- [Objective]:
In the records below, find each line containing the word "ylabel" and copy it.
>> Begin
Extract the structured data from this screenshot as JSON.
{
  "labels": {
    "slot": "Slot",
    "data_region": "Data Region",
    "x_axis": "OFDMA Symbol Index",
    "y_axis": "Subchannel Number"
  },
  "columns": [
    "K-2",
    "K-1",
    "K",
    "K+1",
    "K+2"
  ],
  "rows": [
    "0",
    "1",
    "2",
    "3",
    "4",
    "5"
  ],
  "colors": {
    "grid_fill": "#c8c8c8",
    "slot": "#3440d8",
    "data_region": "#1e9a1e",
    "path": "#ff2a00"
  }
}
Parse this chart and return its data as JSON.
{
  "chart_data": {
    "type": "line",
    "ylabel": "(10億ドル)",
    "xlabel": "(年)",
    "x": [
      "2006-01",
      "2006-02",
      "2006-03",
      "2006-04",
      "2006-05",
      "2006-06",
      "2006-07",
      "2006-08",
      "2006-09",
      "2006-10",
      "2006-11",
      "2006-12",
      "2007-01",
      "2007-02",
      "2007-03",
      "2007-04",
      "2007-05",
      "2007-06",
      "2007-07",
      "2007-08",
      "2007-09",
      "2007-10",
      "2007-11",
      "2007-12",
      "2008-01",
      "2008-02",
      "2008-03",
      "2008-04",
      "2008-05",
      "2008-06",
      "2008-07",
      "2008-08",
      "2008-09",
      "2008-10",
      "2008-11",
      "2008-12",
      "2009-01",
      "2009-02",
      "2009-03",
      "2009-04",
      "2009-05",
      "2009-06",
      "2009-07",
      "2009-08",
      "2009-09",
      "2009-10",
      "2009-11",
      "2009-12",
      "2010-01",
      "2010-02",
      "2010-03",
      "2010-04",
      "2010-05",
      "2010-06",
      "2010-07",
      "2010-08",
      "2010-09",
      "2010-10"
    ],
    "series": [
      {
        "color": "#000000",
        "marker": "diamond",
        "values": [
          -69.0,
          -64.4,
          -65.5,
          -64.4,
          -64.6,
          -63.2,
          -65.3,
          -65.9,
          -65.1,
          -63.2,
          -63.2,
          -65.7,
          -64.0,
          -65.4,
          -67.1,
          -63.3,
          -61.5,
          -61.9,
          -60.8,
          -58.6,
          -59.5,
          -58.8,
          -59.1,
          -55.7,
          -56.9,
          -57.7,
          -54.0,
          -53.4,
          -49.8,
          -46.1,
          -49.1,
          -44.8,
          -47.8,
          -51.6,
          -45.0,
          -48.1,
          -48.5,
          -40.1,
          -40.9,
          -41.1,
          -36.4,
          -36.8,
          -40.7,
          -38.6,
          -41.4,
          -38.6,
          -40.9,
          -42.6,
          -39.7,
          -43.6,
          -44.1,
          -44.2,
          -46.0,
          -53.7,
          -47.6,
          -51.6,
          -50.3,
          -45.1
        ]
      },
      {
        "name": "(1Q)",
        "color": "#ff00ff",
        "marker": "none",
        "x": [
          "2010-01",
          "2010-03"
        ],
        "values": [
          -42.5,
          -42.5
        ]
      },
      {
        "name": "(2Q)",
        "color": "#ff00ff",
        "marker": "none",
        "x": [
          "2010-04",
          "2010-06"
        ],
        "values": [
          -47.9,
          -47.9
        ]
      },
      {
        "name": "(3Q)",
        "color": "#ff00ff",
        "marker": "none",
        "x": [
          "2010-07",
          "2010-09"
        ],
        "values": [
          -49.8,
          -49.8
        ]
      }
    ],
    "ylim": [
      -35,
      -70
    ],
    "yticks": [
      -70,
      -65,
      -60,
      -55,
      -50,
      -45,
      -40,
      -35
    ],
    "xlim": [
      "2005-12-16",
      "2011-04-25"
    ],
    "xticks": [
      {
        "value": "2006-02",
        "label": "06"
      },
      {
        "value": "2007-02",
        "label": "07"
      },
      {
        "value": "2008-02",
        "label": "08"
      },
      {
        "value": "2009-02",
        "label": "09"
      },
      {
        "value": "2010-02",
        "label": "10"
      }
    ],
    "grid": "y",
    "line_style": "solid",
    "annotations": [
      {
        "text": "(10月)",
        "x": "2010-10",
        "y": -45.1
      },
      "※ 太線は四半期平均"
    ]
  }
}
>> End
>> Begin
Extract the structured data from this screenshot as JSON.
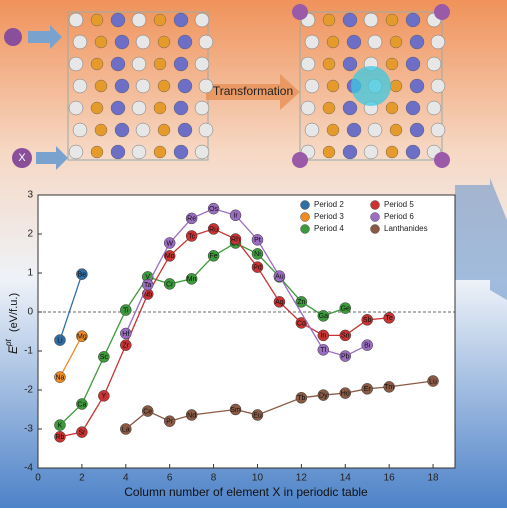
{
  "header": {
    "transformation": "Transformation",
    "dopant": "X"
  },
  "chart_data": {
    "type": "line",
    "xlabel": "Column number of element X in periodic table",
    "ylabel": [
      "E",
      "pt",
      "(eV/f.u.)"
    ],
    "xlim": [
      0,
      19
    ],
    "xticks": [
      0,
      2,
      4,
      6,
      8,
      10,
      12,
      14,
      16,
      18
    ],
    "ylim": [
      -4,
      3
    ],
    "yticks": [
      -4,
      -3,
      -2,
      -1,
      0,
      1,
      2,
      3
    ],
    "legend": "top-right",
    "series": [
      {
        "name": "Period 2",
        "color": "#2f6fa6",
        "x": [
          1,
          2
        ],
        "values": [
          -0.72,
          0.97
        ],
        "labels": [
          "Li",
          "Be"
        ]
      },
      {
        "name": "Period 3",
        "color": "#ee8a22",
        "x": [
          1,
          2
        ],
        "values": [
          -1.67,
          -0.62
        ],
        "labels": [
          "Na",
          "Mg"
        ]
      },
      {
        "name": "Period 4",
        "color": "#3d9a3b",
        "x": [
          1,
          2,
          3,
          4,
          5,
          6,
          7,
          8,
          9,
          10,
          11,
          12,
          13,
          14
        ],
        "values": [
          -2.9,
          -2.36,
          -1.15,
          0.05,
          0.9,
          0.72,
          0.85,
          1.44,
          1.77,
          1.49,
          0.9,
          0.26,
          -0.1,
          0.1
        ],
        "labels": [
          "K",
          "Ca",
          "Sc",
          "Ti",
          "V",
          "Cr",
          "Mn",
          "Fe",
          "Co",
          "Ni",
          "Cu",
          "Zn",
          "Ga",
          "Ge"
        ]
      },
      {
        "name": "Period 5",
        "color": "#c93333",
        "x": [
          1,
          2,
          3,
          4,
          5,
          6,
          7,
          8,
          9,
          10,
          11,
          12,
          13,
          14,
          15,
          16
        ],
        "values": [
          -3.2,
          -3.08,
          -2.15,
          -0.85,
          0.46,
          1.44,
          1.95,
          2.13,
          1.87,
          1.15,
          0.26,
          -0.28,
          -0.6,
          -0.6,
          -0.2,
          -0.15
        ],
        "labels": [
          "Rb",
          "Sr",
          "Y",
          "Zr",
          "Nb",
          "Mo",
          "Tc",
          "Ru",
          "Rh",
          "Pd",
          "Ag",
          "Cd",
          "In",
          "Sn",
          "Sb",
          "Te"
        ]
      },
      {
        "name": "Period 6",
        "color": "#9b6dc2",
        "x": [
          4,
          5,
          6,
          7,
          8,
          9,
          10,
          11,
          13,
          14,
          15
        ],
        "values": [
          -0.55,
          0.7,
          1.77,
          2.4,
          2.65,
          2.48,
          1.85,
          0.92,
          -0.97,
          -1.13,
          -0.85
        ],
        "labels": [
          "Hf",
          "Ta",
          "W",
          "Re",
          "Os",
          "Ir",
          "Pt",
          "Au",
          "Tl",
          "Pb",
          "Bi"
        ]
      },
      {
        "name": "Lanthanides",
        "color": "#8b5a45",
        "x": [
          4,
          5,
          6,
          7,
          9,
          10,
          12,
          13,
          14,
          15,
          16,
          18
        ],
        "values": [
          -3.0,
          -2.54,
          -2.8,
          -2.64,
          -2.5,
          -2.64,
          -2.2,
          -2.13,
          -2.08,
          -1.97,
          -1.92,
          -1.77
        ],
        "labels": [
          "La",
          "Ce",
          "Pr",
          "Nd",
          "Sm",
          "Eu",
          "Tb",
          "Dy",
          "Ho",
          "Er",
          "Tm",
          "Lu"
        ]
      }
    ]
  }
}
>> End
>> Begin
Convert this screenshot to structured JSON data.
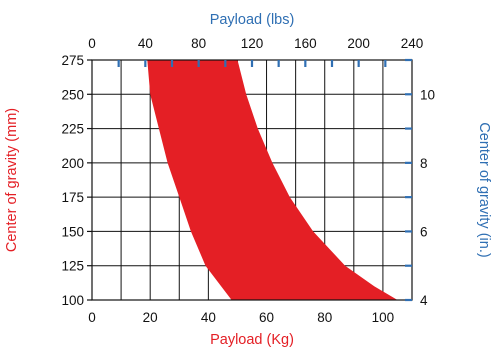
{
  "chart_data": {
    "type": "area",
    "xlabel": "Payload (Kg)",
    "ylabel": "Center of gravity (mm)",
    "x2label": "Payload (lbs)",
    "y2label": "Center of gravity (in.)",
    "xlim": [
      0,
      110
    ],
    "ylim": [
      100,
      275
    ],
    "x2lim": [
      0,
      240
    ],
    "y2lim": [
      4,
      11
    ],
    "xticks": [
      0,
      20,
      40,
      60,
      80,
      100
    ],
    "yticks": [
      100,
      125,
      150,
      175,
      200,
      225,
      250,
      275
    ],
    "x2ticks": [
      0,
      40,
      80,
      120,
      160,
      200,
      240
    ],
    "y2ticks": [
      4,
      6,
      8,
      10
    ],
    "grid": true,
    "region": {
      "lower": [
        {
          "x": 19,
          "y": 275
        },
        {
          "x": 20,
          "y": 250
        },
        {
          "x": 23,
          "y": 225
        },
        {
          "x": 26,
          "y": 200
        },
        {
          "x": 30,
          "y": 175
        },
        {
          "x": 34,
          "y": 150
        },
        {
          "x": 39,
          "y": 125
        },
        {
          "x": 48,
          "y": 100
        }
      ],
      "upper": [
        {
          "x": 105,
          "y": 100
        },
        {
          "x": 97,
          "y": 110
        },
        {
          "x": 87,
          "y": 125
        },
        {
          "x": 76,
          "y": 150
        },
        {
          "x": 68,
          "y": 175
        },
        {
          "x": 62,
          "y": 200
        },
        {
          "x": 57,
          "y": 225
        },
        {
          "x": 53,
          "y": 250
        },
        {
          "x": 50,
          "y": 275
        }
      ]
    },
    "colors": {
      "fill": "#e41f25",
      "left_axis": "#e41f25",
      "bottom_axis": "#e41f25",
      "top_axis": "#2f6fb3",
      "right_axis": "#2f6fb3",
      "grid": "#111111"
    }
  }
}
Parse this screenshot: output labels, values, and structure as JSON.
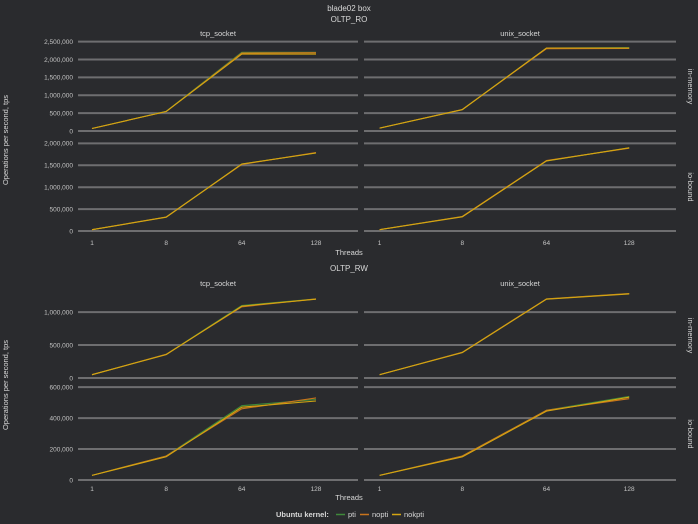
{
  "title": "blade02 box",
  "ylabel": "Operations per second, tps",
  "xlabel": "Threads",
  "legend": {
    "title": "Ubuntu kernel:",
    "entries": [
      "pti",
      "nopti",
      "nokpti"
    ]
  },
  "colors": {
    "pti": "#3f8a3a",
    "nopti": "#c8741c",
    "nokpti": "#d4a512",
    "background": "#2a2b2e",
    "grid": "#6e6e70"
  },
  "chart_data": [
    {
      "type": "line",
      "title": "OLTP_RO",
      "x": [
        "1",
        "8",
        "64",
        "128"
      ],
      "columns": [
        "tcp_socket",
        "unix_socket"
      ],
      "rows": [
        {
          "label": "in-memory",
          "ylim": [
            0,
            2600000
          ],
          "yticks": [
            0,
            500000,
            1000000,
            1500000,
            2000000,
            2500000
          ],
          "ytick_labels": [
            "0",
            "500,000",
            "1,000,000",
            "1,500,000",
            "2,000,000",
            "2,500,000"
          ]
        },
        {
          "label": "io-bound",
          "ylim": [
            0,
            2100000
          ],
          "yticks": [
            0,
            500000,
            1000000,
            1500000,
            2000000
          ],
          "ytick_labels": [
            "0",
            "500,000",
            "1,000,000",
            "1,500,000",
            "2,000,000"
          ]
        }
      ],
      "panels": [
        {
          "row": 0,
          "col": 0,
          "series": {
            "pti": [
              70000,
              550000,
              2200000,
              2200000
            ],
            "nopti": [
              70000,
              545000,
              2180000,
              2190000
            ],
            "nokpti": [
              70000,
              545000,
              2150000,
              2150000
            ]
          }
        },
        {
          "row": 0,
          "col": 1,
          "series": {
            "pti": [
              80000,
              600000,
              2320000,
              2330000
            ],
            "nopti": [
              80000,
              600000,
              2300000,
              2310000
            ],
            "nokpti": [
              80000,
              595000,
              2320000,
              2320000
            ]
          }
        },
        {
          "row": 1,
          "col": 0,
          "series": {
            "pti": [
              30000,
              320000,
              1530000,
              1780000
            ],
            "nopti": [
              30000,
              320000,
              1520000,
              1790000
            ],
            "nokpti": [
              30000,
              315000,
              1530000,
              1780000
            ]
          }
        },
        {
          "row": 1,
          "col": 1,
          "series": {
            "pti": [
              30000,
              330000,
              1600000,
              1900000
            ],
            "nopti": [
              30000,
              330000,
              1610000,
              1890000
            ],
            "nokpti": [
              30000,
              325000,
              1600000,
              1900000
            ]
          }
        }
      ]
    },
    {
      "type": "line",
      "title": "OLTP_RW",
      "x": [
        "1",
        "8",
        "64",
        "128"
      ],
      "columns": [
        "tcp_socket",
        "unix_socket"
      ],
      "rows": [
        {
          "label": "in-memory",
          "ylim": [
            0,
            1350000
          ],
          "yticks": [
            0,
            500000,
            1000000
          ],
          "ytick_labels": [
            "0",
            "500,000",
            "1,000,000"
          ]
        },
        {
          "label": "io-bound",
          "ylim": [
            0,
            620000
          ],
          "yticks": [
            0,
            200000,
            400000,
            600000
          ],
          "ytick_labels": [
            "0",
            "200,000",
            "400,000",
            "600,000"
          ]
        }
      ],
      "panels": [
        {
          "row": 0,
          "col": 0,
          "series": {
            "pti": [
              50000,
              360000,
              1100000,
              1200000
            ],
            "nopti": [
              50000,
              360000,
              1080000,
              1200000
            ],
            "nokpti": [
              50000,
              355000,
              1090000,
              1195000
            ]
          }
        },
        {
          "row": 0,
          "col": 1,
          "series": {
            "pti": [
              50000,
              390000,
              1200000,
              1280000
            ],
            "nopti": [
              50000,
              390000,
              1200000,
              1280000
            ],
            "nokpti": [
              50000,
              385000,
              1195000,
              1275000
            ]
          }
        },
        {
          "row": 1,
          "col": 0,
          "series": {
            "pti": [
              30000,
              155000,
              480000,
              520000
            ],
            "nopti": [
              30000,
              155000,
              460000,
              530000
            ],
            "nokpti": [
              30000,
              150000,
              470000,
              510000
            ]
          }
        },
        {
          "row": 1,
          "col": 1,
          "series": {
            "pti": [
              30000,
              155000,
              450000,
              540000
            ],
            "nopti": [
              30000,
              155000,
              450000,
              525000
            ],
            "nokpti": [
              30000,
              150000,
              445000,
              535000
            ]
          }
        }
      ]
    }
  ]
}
>> End
- [Output]:
    "ylabel": "(10億ドル)",
    "ylabel": [
    "ylabel": "Center of gravity (mm)",
  "ylabel": "Operations per second, tps",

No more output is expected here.